Rappelons que Louise Michel fut institutrice (passionnée) dans des écoles libres sous le Second Empire – défiant alors le régime haï par elle. Sous la Troisième République (critiquée pour diverses raisons), elle assista à la création de l’instruction gratuite, obligatoire et laïque (lois Ferry de 1881-1882) avec les « hussards noirs de la République », ces instituteurs chers au cœur de Charles Péguy. Quant à la mission anarchiste que leur attribue Louise Michel, elle ressort de sa pensée anarchiste toujours militante, voire activiste.

FÉMINISTE

Au siècle le plus misogyne de l’Histoire et qui s’assume comme tel, cette femme est sans liaison masculine connue - hormis une passion platonique (?) pour Théophile Ferré, communard fusillé en 1871. Elle vit entourée d’amies-compagnes fidèles et s’inscrit parmi les plus ardentes féministes des femmes combattantes.

« La question des femmes est, surtout à l’heure actuelle, inséparable de la question de l’humanité. »

Louise MICHEL (1830-1905), Mémoires (1886-1890)

« Jamais je n’ai compris qu’il y eût un sexe pour lequel on cherchât à atrophier l’intelligence comme s’il y en avait trop dans la race. » (Mémoires)

« Il y a une chose qui vous étonne, qui vous épouvante, c’est une femme qui ose se défendre. On n’est pas habitué à voir une femme qui ose penser ; on veut selon l’expression de Proudhon, voir dans la femme une ménagère ou une courtisane ! » (Mémoires)

« L’homme, quel qu’il soit, est le maître ; nous sommes l’être intermédiaire entre lui et la bête… » « Quand nous avons du courage, c’est un cas pathologique ; quand nous nous assimilons facilement certaines connaissances, c’est un cas pathologique. » (Mémoires)

« La femme, cette prétendue faible de cœur, sait plus que l’homme dire : Il le faut ! Elle se sent déchirée jusqu’aux entrailles, mais elle reste impassible. Sans haine, sans colère, sans pitié pour elle-même ni pour les autres, il le faut, que le cœur saigne ou non. » (Mémoires)

« Et dire qu’il y a de pauvres enfants qu’on eût forcées d’épouser un de ces vieux crocodiles ! Si on eût fait ainsi pour moi, je sentais que, lui ou moi, il aurait fallu passer par la fenêtre. » (Mémoires)

« Les femmes sont le bétail humain qu’on écrase et qu’on vend. »

« Notre place dans l’humanité ne doit pas être mendiée, mais prise. » (Mémoires)

« Nous ne valons pas mieux que les hommes, mais le pouvoir ne nous a pas encore corrompues. » (Mémoires)

« S’il faudra du courage à vos frères pour les choses qu’ils verront, il vous en faudra cent fois davantage. Il faut aujourd’hui, qu’où les hommes pleureraient, les femmes aient les yeux secs. » (Mémoires)
:::
#### [VOTRE OBJECTIF]
Poursuivez l'extrait consacré à Louise Michel à partir de l'endroit où il s'arrête. Les données n'ont aucun rôle à jouer ici.

[Enregistrements de données]
:::
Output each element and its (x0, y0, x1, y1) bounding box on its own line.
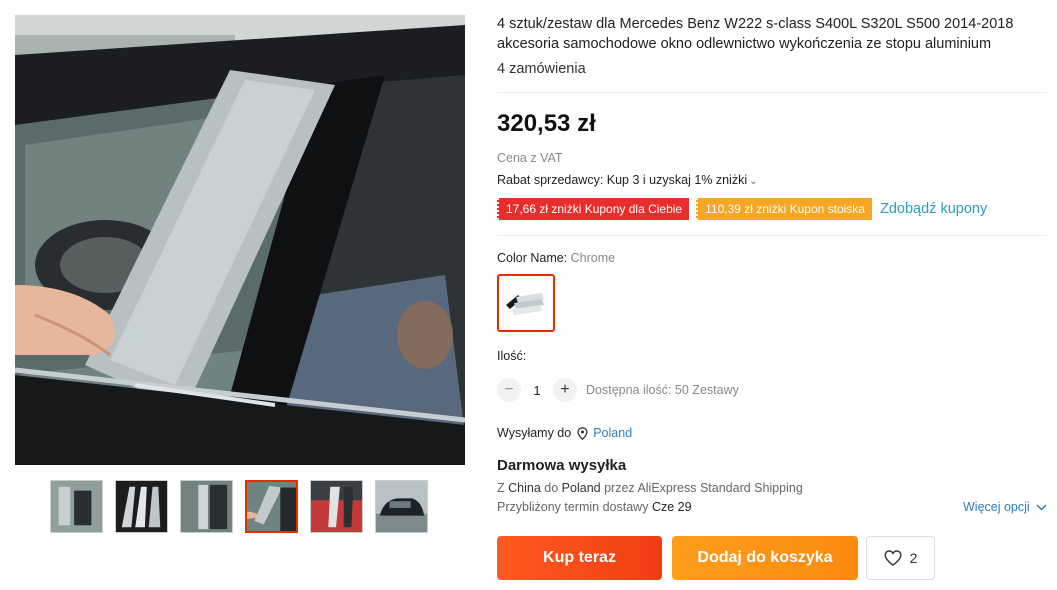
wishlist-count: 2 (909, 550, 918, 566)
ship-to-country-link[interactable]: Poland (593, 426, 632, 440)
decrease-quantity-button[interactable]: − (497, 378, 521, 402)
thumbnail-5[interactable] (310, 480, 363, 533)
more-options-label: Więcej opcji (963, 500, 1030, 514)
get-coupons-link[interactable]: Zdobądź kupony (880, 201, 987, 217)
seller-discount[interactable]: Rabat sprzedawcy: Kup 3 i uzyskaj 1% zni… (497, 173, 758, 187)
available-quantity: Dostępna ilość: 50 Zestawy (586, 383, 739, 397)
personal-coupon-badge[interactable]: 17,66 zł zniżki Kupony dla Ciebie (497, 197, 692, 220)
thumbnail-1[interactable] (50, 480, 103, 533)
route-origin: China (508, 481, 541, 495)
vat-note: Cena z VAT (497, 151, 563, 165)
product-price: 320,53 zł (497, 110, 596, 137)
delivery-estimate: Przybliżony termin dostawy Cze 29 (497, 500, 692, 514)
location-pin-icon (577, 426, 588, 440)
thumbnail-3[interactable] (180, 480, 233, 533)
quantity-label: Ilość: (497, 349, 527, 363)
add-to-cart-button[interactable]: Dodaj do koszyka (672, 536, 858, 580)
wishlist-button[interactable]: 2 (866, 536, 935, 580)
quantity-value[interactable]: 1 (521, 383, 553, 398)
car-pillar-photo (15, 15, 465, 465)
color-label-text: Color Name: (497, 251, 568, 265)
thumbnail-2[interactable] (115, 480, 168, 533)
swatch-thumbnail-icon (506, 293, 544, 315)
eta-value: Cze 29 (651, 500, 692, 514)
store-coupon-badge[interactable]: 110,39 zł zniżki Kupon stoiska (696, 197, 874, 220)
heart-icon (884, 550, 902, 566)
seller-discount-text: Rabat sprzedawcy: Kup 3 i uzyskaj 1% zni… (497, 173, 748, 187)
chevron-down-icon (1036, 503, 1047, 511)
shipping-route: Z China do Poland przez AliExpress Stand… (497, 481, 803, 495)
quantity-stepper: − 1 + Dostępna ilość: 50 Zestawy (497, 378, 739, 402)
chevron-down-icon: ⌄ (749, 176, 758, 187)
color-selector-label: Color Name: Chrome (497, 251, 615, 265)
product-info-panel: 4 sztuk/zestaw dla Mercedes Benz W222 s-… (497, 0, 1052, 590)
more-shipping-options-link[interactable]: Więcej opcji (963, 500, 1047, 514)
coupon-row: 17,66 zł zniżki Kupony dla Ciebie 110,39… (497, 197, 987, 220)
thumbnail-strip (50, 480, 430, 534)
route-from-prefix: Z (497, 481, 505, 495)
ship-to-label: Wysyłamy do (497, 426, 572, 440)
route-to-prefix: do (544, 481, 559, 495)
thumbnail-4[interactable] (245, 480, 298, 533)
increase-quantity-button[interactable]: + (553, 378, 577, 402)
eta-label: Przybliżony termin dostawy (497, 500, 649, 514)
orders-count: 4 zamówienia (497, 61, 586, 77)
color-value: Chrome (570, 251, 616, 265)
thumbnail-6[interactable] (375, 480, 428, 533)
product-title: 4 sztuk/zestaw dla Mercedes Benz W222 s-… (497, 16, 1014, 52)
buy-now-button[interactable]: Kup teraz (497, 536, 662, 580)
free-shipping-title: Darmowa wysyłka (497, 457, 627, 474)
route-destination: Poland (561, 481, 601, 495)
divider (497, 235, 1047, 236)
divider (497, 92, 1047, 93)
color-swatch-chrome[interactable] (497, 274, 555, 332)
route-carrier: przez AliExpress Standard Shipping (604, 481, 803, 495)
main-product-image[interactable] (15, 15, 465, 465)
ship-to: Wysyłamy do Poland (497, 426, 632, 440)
:::
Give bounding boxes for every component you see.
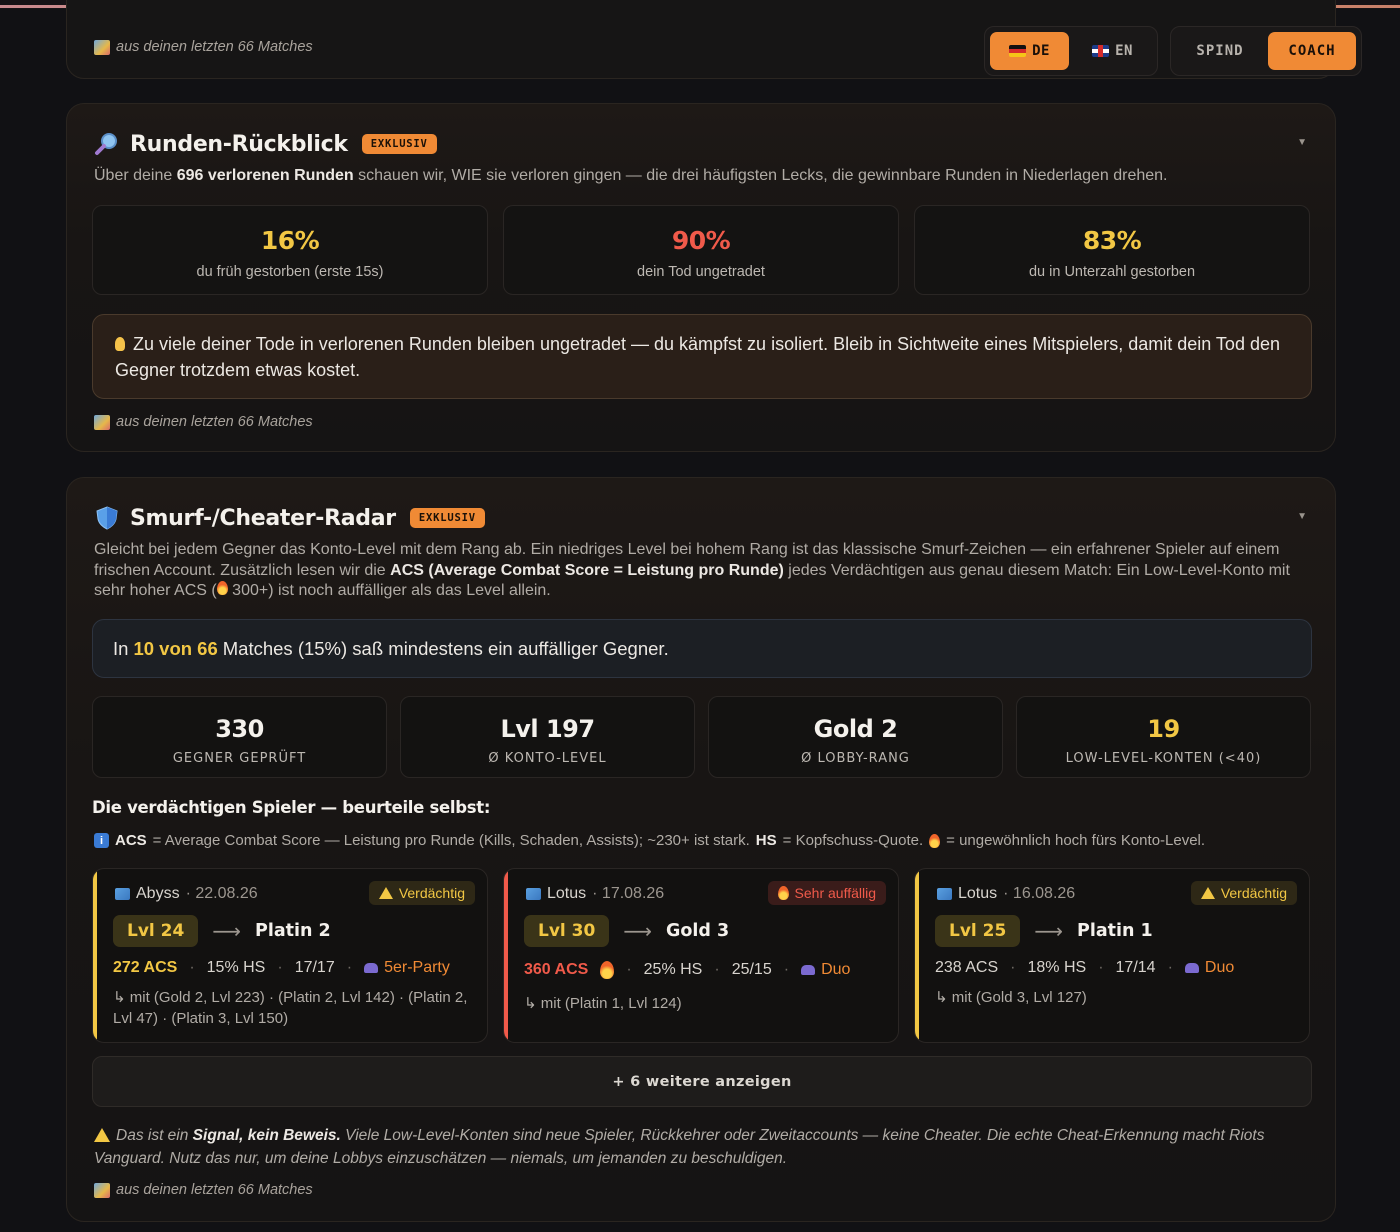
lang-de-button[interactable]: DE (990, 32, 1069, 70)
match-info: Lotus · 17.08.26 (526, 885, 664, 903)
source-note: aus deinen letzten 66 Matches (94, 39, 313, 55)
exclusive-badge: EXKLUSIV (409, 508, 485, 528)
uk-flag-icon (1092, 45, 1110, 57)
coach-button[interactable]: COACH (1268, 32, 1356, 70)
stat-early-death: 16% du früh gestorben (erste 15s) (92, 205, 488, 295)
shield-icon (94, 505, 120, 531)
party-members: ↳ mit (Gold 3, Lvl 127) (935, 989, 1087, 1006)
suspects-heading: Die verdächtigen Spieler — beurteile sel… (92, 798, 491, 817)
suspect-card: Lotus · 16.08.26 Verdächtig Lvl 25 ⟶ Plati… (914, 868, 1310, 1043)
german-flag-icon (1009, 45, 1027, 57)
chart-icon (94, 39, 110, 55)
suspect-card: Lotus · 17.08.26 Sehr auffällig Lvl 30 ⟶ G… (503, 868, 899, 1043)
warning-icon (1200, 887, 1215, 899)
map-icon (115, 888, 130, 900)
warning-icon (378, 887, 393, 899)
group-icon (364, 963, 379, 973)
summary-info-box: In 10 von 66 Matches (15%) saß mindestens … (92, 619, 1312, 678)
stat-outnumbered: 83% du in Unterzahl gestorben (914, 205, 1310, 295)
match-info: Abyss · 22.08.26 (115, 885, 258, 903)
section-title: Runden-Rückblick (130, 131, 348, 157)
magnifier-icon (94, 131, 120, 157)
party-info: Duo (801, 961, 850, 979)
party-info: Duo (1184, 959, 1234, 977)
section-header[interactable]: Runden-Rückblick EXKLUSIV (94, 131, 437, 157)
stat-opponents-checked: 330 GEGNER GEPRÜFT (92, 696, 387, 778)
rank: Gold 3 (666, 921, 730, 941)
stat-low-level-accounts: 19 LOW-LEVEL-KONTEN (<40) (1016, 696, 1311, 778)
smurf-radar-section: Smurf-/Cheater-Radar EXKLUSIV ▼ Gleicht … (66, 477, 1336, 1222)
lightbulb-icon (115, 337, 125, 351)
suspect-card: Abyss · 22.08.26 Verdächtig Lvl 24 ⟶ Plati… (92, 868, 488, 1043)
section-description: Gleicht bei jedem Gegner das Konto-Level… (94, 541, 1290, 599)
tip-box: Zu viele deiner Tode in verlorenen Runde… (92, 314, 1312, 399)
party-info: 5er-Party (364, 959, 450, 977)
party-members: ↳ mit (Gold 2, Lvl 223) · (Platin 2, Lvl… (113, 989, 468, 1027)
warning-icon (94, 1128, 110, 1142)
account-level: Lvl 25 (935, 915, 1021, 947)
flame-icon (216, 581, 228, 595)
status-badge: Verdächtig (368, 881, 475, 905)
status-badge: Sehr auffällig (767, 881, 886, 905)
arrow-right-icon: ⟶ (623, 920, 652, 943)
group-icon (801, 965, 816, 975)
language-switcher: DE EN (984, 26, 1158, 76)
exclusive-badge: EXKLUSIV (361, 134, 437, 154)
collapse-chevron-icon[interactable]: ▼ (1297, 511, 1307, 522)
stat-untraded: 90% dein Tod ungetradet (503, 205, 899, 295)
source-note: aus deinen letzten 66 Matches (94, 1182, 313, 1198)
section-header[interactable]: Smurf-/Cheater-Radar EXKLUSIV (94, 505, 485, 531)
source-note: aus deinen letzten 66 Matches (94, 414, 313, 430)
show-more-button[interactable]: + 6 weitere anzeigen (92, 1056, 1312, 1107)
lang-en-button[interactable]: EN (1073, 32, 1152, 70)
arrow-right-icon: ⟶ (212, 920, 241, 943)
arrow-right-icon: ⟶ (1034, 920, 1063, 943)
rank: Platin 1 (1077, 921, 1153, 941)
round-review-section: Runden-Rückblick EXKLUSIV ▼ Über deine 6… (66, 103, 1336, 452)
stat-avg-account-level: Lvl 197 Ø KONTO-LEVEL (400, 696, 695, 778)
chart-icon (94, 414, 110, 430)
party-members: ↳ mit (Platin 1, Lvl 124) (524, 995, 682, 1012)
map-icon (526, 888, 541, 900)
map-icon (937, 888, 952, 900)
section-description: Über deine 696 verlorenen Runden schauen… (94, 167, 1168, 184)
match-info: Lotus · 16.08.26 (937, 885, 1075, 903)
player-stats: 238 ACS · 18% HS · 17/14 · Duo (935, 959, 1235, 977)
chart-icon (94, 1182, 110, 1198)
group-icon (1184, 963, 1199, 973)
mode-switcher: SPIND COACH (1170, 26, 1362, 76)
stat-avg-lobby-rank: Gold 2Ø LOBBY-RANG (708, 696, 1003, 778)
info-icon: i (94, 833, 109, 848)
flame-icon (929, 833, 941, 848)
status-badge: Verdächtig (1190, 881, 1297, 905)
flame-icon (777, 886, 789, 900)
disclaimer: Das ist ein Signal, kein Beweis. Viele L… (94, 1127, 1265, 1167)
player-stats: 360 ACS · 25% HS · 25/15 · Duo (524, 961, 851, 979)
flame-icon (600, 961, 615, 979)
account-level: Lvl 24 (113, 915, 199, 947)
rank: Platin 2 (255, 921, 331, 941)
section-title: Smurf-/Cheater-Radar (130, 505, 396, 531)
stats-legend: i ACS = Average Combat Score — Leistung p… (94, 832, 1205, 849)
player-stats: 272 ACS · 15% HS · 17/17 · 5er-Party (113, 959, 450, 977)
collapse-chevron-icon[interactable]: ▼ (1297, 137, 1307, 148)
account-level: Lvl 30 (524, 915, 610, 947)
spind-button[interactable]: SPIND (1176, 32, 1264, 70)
:::
#### [RÉSULTAT ATTENDU]
« Si l’égalité entre les deux sexes était reconnue, ce serait une fameuse brèche dans la bêtise humaine. En attendant, la femme est toujours, comme le disait le vieux Molière, le potage de l’homme. » (Mémoires)

« Le sexe fort descend jusqu’à flatter l’autre en le qualifiant de beau sexe. Il y a fichtre longtemps que nous avons fait justice de cette force-là, et nous sommes pas mal de révoltées. »
(Mémoires)

« Est-ce qu’il n’y a pas des marchés où l’on vend, dans la rue, aux étalages des trottoirs, les belles filles du peuple, tandis que les filles des riches sont vendues pour leur dot ? L’une, la prend qui veut ; l’autre, on la donne à qui on veut. La prostitution est la même. » (Mémoires)

« Esclave est le prolétaire, esclave entre tous est la femme du prolétaire. » (Mémoires)

« Si le diable existait, il saurait que si l’homme règne, menant grand tapage, c’est la femme qui gouverne à petit bruit. » (Mémoires)

« Les êtres, les races et, dans les races, ces deux parties de l’humanité : l’homme et la femme, qui devraient marcher la main dans la main et dont l’antagonisme durera tant que la plus forte commandera ou croira commander à l’autre réduite aux ruses, à la domination occulte qui sont les armes des esclaves. » (Mémoires)

 

ANIMALISTE

« Au fond de ma révolte contre les forts, je trouve du plus loin qu’il me souvienne l’horreur des tortures infligées aux bêtes. » 10

Louise MICHEL (1830-1905), Mémoires (1886-1890)

La cause des animaux est liée à la cause des femmes, d’où son importance dans la logique toujours militante de Louise Michel. Cela remonte aux impressions de son enfance provinciale (en Haute-Marne). La Parisienne ne les oubliera jamais.

« J’aurais voulu que l’animal se vengeât, que le chien mordît celui qui l’assommait de coups, que le cheval saignant sous le fouet renversât son bourreau ; mais toujours la bête muette subit son sort avec la résignation des races domptées. — Quelle pitié que la bête ! » (Mémoires)

« Depuis la grenouille que les paysans coupent en deux, laissant se traîner au soleil la moitié supérieure, les yeux horriblement sortis, les bras tremblants, cherchant à s’enfouir sous la terre, jusqu’à l’oie dont on cloue les pattes, jusqu’au cheval qu’on fait épuiser par les sangsues ou fouiller par les cornes des taureaux, la bête subit, lamentable, le supplice infligé par l’homme. » (Mémoires)

« Et plus l’homme est féroce envers la bête, plus il est rampant devant les hommes qui le dominent. » (Mémoires)

« On m’a souvent accusée de plus de sollicitude pour les bêtes que pour les gens : pourquoi s’attendrir sur les brutes quand les êtres raisonnables sont malheureux ? C’est que tout va ensemble, depuis l’oiseau dont on écrase la couvée jusqu’aux nids humains décimés par la guerre. La bête crève de faim dans son trou, l’homme en meurt au loin des bornes. » (Mémoires)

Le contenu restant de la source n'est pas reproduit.